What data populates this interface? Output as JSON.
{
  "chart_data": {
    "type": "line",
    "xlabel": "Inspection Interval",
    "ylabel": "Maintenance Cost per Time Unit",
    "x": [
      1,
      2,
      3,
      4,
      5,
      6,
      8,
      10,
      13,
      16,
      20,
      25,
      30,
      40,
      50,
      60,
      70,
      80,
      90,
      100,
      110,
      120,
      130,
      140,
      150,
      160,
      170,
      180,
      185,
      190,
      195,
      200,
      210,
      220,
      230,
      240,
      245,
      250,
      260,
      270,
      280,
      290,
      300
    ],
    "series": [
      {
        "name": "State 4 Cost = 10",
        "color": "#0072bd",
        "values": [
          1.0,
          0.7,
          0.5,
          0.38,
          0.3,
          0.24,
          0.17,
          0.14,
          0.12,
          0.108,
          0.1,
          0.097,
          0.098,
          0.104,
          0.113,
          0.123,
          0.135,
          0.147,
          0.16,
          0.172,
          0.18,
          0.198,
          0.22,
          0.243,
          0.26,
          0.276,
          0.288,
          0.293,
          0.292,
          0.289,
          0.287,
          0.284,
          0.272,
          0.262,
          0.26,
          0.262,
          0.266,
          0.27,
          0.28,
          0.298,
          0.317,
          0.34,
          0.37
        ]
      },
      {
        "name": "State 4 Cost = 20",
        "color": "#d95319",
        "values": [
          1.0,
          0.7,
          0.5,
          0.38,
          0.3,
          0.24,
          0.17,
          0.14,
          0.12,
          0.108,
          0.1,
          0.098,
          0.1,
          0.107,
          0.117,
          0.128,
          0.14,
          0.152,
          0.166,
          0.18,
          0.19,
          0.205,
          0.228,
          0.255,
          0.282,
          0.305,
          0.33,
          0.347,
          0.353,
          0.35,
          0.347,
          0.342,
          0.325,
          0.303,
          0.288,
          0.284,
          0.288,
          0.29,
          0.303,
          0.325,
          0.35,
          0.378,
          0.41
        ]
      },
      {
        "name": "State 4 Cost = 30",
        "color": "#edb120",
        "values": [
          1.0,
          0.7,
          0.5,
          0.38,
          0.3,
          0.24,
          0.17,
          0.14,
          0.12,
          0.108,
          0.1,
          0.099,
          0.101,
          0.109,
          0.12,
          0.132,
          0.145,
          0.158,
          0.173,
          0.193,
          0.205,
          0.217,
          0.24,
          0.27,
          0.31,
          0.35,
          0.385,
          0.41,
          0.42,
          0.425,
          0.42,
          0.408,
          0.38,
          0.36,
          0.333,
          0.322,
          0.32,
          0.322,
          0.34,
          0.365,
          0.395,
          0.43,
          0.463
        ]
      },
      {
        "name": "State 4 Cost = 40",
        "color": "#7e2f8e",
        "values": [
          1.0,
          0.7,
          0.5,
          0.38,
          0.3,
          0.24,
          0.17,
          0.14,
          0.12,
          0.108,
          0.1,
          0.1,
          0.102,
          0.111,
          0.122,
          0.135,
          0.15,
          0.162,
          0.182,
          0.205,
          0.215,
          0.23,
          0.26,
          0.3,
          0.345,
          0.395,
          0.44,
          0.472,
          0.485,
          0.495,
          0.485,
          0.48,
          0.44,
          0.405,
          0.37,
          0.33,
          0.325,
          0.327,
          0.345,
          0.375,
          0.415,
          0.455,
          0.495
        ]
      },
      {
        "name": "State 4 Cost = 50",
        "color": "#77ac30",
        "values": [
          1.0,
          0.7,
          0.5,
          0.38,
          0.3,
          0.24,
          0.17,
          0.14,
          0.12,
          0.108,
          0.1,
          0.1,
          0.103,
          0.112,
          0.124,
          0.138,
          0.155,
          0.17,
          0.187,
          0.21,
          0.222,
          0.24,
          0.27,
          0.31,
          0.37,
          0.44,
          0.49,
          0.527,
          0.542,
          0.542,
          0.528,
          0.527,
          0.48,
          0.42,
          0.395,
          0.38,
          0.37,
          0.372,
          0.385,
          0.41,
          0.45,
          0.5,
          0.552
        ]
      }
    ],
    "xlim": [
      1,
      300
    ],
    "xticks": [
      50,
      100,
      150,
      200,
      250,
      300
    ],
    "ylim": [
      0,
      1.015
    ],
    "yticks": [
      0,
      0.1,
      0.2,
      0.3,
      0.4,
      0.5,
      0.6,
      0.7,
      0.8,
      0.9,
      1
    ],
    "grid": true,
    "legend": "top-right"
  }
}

- **TASK PROMPT**
Your task is to reproduce the whole listing exactly.

- **THE ANSWER**
What data populates this interface? Output as JSON.
{
  "chart_data": {
    "type": "line",
    "xlabel": "Inspection Interval",
    "ylabel": "Maintenance Cost per Time Unit",
    "x": [
      1,
      2,
      3,
      4,
      5,
      6,
      8,
      10,
      13,
      16,
      20,
      25,
      30,
      40,
      50,
      60,
      70,
      80,
      90,
      100,
      110,
      120,
      130,
      140,
      150,
      160,
      170,
      180,
      185,
      190,
      195,
      200,
      210,
      220,
      230,
      240,
      245,
      250,
      260,
      270,
      280,
      290,
      300
    ],
    "series": [
      {
        "name": "State 4 Cost = 10",
        "color": "#0072bd",
        "values": [
          1.0,
          0.7,
          0.5,
          0.38,
          0.3,
          0.24,
          0.17,
          0.14,
          0.12,
          0.108,
          0.1,
          0.097,
          0.098,
          0.104,
          0.113,
          0.123,
          0.135,
          0.147,
          0.16,
          0.172,
          0.18,
          0.198,
          0.22,
          0.243,
          0.26,
          0.276,
          0.288,
          0.293,
          0.292,
          0.289,
          0.287,
          0.284,
          0.272,
          0.262,
          0.26,
          0.262,
          0.266,
          0.27,
          0.28,
          0.298,
          0.317,
          0.34,
          0.37
        ]
      },
      {
        "name": "State 4 Cost = 20",
        "color": "#d95319",
        "values": [
          1.0,
          0.7,
          0.5,
          0.38,
          0.3,
          0.24,
          0.17,
          0.14,
          0.12,
          0.108,
          0.1,
          0.098,
          0.1,
          0.107,
          0.117,
          0.128,
          0.14,
          0.152,
          0.166,
          0.18,
          0.19,
          0.205,
          0.228,
          0.255,
          0.282,
          0.305,
          0.33,
          0.347,
          0.353,
          0.35,
          0.347,
          0.342,
          0.325,
          0.303,
          0.288,
          0.284,
          0.288,
          0.29,
          0.303,
          0.325,
          0.35,
          0.378,
          0.41
        ]
      },
      {
        "name": "State 4 Cost = 30",
        "color": "#edb120",
        "values": [
          1.0,
          0.7,
          0.5,
          0.38,
          0.3,
          0.24,
          0.17,
          0.14,
          0.12,
          0.108,
          0.1,
          0.099,
          0.101,
          0.109,
          0.12,
          0.132,
          0.145,
          0.158,
          0.173,
          0.193,
          0.205,
          0.217,
          0.24,
          0.27,
          0.31,
          0.35,
          0.385,
          0.41,
          0.42,
          0.425,
          0.42,
          0.408,
          0.38,
          0.36,
          0.333,
          0.322,
          0.32,
          0.322,
          0.34,
          0.365,
          0.395,
          0.43,
          0.463
        ]
      },
      {
        "name": "State 4 Cost = 40",
        "color": "#7e2f8e",
        "values": [
          1.0,
          0.7,
          0.5,
          0.38,
          0.3,
          0.24,
          0.17,
          0.14,
          0.12,
          0.108,
          0.1,
          0.1,
          0.102,
          0.111,
          0.122,
          0.135,
          0.15,
          0.162,
          0.182,
          0.205,
          0.215,
          0.23,
          0.26,
          0.3,
          0.345,
          0.395,
          0.44,
          0.472,
          0.485,
          0.495,
          0.485,
          0.48,
          0.44,
          0.405,
          0.37,
          0.33,
          0.325,
          0.327,
          0.345,
          0.375,
          0.415,
          0.455,
          0.495
        ]
      },
      {
        "name": "State 4 Cost = 50",
        "color": "#77ac30",
        "values": [
          1.0,
          0.7,
          0.5,
          0.38,
          0.3,
          0.24,
          0.17,
          0.14,
          0.12,
          0.108,
          0.1,
          0.1,
          0.103,
          0.112,
          0.124,
          0.138,
          0.155,
          0.17,
          0.187,
          0.21,
          0.222,
          0.24,
          0.27,
          0.31,
          0.37,
          0.44,
          0.49,
          0.527,
          0.542,
          0.542,
          0.528,
          0.527,
          0.48,
          0.42,
          0.395,
          0.38,
          0.37,
          0.372,
          0.385,
          0.41,
          0.45,
          0.5,
          0.552
        ]
      }
    ],
    "xlim": [
      1,
      300
    ],
    "xticks": [
      50,
      100,
      150,
      200,
      250,
      300
    ],
    "ylim": [
      0,
      1.015
    ],
    "yticks": [
      0,
      0.1,
      0.2,
      0.3,
      0.4,
      0.5,
      0.6,
      0.7,
      0.8,
      0.9,
      1
    ],
    "grid": true,
    "legend": "top-right"
  }
}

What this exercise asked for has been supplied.